*Task prompt*
Transcribe the records that follow, preserving every word.

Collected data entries

= = = = =

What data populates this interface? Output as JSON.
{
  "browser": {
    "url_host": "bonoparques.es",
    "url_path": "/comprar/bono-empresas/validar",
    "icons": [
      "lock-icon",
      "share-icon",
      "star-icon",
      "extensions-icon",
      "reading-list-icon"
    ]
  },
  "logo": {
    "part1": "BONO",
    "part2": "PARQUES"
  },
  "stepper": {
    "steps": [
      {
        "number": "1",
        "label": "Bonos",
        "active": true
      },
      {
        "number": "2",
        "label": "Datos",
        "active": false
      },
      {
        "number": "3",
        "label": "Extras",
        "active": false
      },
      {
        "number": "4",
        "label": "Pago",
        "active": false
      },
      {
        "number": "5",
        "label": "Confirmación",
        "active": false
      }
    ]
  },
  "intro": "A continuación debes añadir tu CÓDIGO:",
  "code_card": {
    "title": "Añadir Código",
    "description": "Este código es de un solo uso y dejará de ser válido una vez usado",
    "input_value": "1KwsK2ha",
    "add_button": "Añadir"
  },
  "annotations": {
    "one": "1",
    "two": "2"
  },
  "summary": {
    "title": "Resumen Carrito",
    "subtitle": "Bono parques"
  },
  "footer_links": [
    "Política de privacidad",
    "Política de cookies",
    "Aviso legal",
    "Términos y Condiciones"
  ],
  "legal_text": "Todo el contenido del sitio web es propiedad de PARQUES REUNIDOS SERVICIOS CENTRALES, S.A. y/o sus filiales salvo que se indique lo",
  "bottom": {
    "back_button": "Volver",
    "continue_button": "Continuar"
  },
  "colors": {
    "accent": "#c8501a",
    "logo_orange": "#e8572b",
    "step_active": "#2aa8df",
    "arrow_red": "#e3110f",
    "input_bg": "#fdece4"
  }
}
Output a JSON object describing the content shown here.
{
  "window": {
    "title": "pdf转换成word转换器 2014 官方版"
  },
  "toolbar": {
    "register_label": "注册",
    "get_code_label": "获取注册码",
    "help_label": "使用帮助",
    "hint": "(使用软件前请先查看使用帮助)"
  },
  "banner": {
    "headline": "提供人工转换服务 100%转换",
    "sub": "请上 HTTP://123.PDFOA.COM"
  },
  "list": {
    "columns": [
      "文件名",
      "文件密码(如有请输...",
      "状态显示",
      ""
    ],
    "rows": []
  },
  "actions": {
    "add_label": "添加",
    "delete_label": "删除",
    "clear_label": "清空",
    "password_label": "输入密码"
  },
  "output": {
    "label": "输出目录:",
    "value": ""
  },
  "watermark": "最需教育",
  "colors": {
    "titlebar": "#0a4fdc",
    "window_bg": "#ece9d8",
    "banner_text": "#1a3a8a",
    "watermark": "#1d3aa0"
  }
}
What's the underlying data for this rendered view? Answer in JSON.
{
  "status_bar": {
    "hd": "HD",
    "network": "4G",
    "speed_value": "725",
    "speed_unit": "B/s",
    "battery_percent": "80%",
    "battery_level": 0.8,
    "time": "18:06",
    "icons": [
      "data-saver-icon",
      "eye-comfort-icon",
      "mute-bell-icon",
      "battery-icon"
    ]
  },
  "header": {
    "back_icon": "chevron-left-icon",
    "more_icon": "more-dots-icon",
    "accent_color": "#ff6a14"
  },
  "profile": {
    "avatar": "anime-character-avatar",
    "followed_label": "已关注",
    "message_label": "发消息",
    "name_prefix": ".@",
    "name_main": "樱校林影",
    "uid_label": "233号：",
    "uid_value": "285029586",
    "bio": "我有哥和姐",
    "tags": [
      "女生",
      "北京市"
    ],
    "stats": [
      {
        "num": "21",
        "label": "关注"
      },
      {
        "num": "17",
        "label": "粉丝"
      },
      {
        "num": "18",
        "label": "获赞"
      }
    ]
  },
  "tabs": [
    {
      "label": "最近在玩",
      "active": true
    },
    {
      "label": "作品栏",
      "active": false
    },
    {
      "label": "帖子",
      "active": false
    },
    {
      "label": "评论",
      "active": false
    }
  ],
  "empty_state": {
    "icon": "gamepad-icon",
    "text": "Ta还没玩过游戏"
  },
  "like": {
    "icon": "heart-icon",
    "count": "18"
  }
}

= = = = =

*Expected answer*
What data populates this interface? Output as JSON.
{
  "browser": {
    "url_host": "bonoparques.es",
    "url_path": "/comprar/bono-empresas/validar",
    "icons": [
      "lock-icon",
      "share-icon",
      "star-icon",
      "extensions-icon",
      "reading-list-icon"
    ]
  },
  "logo": {
    "part1": "BONO",
    "part2": "PARQUES"
  },
  "stepper": {
    "steps": [
      {
        "number": "1",
        "label": "Bonos",
        "active": true
      },
      {
        "number": "2",
        "label": "Datos",
        "active": false
      },
      {
        "number": "3",
        "label": "Extras",
        "active": false
      },
      {
        "number": "4",
        "label": "Pago",
        "active": false
      },
      {
        "number": "5",
        "label": "Confirmación",
        "active": false
      }
    ]
  },
  "intro": "A continuación debes añadir tu CÓDIGO:",
  "code_card": {
    "title": "Añadir Código",
    "description": "Este código es de un solo uso y dejará de ser válido una vez usado",
    "input_value": "1KwsK2ha",
    "add_button": "Añadir"
  },
  "annotations": {
    "one": "1",
    "two": "2"
  },
  "summary": {
    "title": "Resumen Carrito",
    "subtitle": "Bono parques"
  },
  "footer_links": [
    "Política de privacidad",
    "Política de cookies",
    "Aviso legal",
    "Términos y Condiciones"
  ],
  "legal_text": "Todo el contenido del sitio web es propiedad de PARQUES REUNIDOS SERVICIOS CENTRALES, S.A. y/o sus filiales salvo que se indique lo",
  "bottom": {
    "back_button": "Volver",
    "continue_button": "Continuar"
  },
  "colors": {
    "accent": "#c8501a",
    "logo_orange": "#e8572b",
    "step_active": "#2aa8df",
    "arrow_red": "#e3110f",
    "input_bg": "#fdece4"
  }
}
Output a JSON object describing the content shown here.
{
  "window": {
    "title": "pdf转换成word转换器 2014 官方版"
  },
  "toolbar": {
    "register_label": "注册",
    "get_code_label": "获取注册码",
    "help_label": "使用帮助",
    "hint": "(使用软件前请先查看使用帮助)"
  },
  "banner": {
    "headline": "提供人工转换服务 100%转换",
    "sub": "请上 HTTP://123.PDFOA.COM"
  },
  "list": {
    "columns": [
      "文件名",
      "文件密码(如有请输...",
      "状态显示",
      ""
    ],
    "rows": []
  },
  "actions": {
    "add_label": "添加",
    "delete_label": "删除",
    "clear_label": "清空",
    "password_label": "输入密码"
  },
  "output": {
    "label": "输出目录:",
    "value": ""
  },
  "watermark": "最需教育",
  "colors": {
    "titlebar": "#0a4fdc",
    "window_bg": "#ece9d8",
    "banner_text": "#1a3a8a",
    "watermark": "#1d3aa0"
  }
}
What's the underlying data for this rendered view? Answer in JSON.
{
  "status_bar": {
    "hd": "HD",
    "network": "4G",
    "speed_value": "725",
    "speed_unit": "B/s",
    "battery_percent": "80%",
    "battery_level": 0.8,
    "time": "18:06",
    "icons": [
      "data-saver-icon",
      "eye-comfort-icon",
      "mute-bell-icon",
      "battery-icon"
    ]
  },
  "header": {
    "back_icon": "chevron-left-icon",
    "more_icon": "more-dots-icon",
    "accent_color": "#ff6a14"
  },
  "profile": {
    "avatar": "anime-character-avatar",
    "followed_label": "已关注",
    "message_label": "发消息",
    "name_prefix": ".@",
    "name_main": "樱校林影",
    "uid_label": "233号：",
    "uid_value": "285029586",
    "bio": "我有哥和姐",
    "tags": [
      "女生",
      "北京市"
    ],
    "stats": [
      {
        "num": "21",
        "label": "关注"
      },
      {
        "num": "17",
        "label": "粉丝"
      },
      {
        "num": "18",
        "label": "获赞"
      }
    ]
  },
  "tabs": [
    {
      "label": "最近在玩",
      "active": true
    },
    {
      "label": "作品栏",
      "active": false
    },
    {
      "label": "帖子",
      "active": false
    },
    {
      "label": "评论",
      "active": false
    }
  ],
  "empty_state": {
    "icon": "gamepad-icon",
    "text": "Ta还没玩过游戏"
  },
  "like": {
    "icon": "heart-icon",
    "count": "18"
  }
}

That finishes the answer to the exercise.